--- Start Given entries ---

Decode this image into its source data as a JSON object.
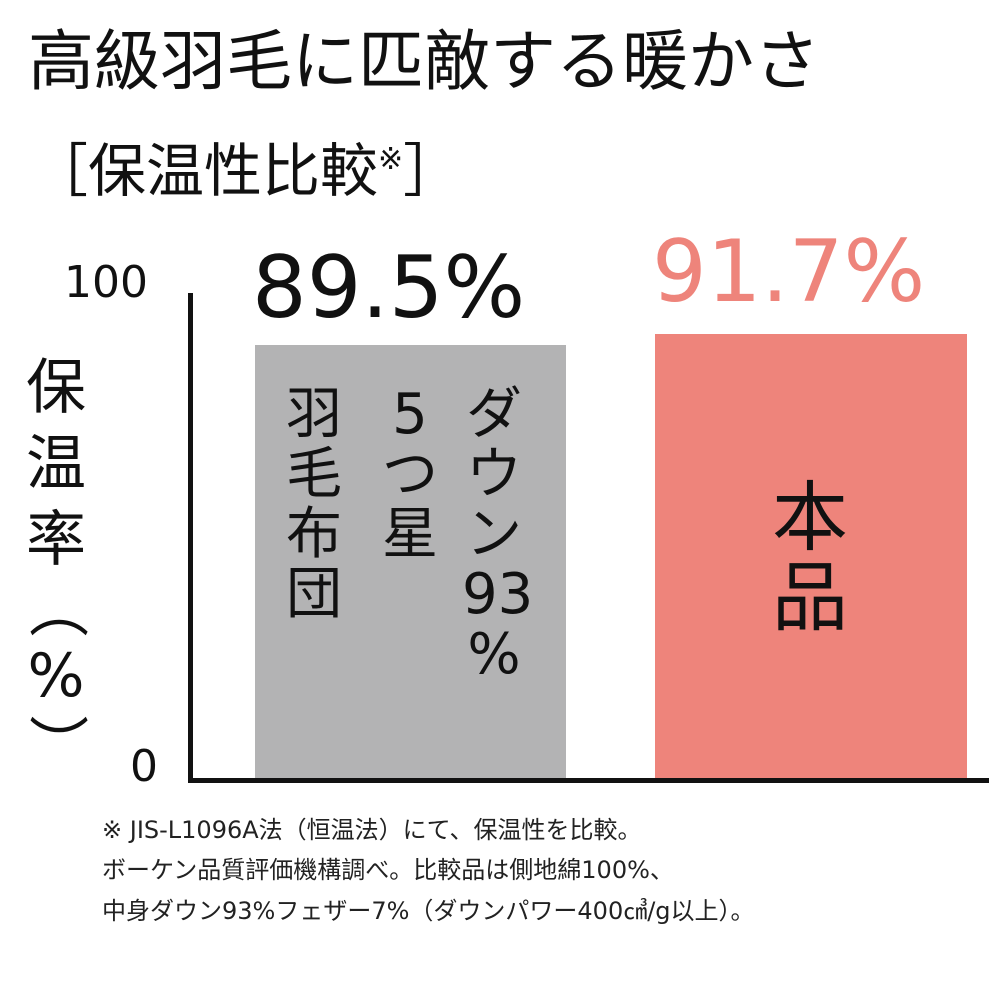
{
  "header": {
    "title": "高級羽毛に匹敵する暖かさ",
    "subtitle_open": "［保温性比較",
    "subtitle_mark": "※",
    "subtitle_close": "］"
  },
  "axis": {
    "ylabel_chars": [
      "保",
      "温",
      "率",
      "（",
      "%",
      "）"
    ],
    "tick_max": "100",
    "tick_min": "0"
  },
  "bars": [
    {
      "value_label": "89.5%",
      "color": "#b3b3b4",
      "label_color": "#111111",
      "label_columns": [
        [
          "羽",
          "毛",
          "布",
          "団"
        ],
        [
          "5",
          "つ",
          "星"
        ],
        [
          "ダ",
          "ウ",
          "ン",
          "93",
          "%"
        ]
      ]
    },
    {
      "value_label": "91.7%",
      "color": "#ee847b",
      "label_color": "#ee847b",
      "label_chars": [
        "本",
        "品"
      ]
    }
  ],
  "notes": [
    "※ JIS-L1096A法（恒温法）にて、保温性を比較。",
    "ボーケン品質評価機構調べ。比較品は側地綿100%、",
    "中身ダウン93%フェザー7%（ダウンパワー400㎤/g以上）。"
  ],
  "chart_data": {
    "type": "bar",
    "title": "高級羽毛に匹敵する暖かさ",
    "subtitle": "［保温性比較※］",
    "categories": [
      "羽毛布団 5つ星 ダウン93%",
      "本品"
    ],
    "values": [
      89.5,
      91.7
    ],
    "value_labels": [
      "89.5%",
      "91.7%"
    ],
    "colors": [
      "#b3b3b4",
      "#ee847b"
    ],
    "xlabel": "",
    "ylabel": "保温率（%）",
    "ylim": [
      0,
      100
    ],
    "yticks": [
      0,
      100
    ],
    "grid": false,
    "legend": null,
    "annotations": [
      "※ JIS-L1096A法（恒温法）にて、保温性を比較。",
      "ボーケン品質評価機構調べ。比較品は側地綿100%、",
      "中身ダウン93%フェザー7%（ダウンパワー400㎤/g以上）。"
    ]
  }
}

--- End Given entries ---

### What is required
Pictures in the records above are left out; print everything else exactly as written.

### Written answer
Decode this image into its source data as a JSON object.
{
  "header": {
    "title": "高級羽毛に匹敵する暖かさ",
    "subtitle_open": "［保温性比較",
    "subtitle_mark": "※",
    "subtitle_close": "］"
  },
  "axis": {
    "ylabel_chars": [
      "保",
      "温",
      "率",
      "（",
      "%",
      "）"
    ],
    "tick_max": "100",
    "tick_min": "0"
  },
  "bars": [
    {
      "value_label": "89.5%",
      "color": "#b3b3b4",
      "label_color": "#111111",
      "label_columns": [
        [
          "羽",
          "毛",
          "布",
          "団"
        ],
        [
          "5",
          "つ",
          "星"
        ],
        [
          "ダ",
          "ウ",
          "ン",
          "93",
          "%"
        ]
      ]
    },
    {
      "value_label": "91.7%",
      "color": "#ee847b",
      "label_color": "#ee847b",
      "label_chars": [
        "本",
        "品"
      ]
    }
  ],
  "notes": [
    "※ JIS-L1096A法（恒温法）にて、保温性を比較。",
    "ボーケン品質評価機構調べ。比較品は側地綿100%、",
    "中身ダウン93%フェザー7%（ダウンパワー400㎤/g以上）。"
  ],
  "chart_data": {
    "type": "bar",
    "title": "高級羽毛に匹敵する暖かさ",
    "subtitle": "［保温性比較※］",
    "categories": [
      "羽毛布団 5つ星 ダウン93%",
      "本品"
    ],
    "values": [
      89.5,
      91.7
    ],
    "value_labels": [
      "89.5%",
      "91.7%"
    ],
    "colors": [
      "#b3b3b4",
      "#ee847b"
    ],
    "xlabel": "",
    "ylabel": "保温率（%）",
    "ylim": [
      0,
      100
    ],
    "yticks": [
      0,
      100
    ],
    "grid": false,
    "legend": null,
    "annotations": [
      "※ JIS-L1096A法（恒温法）にて、保温性を比較。",
      "ボーケン品質評価機構調べ。比較品は側地綿100%、",
      "中身ダウン93%フェザー7%（ダウンパワー400㎤/g以上）。"
    ]
  }
}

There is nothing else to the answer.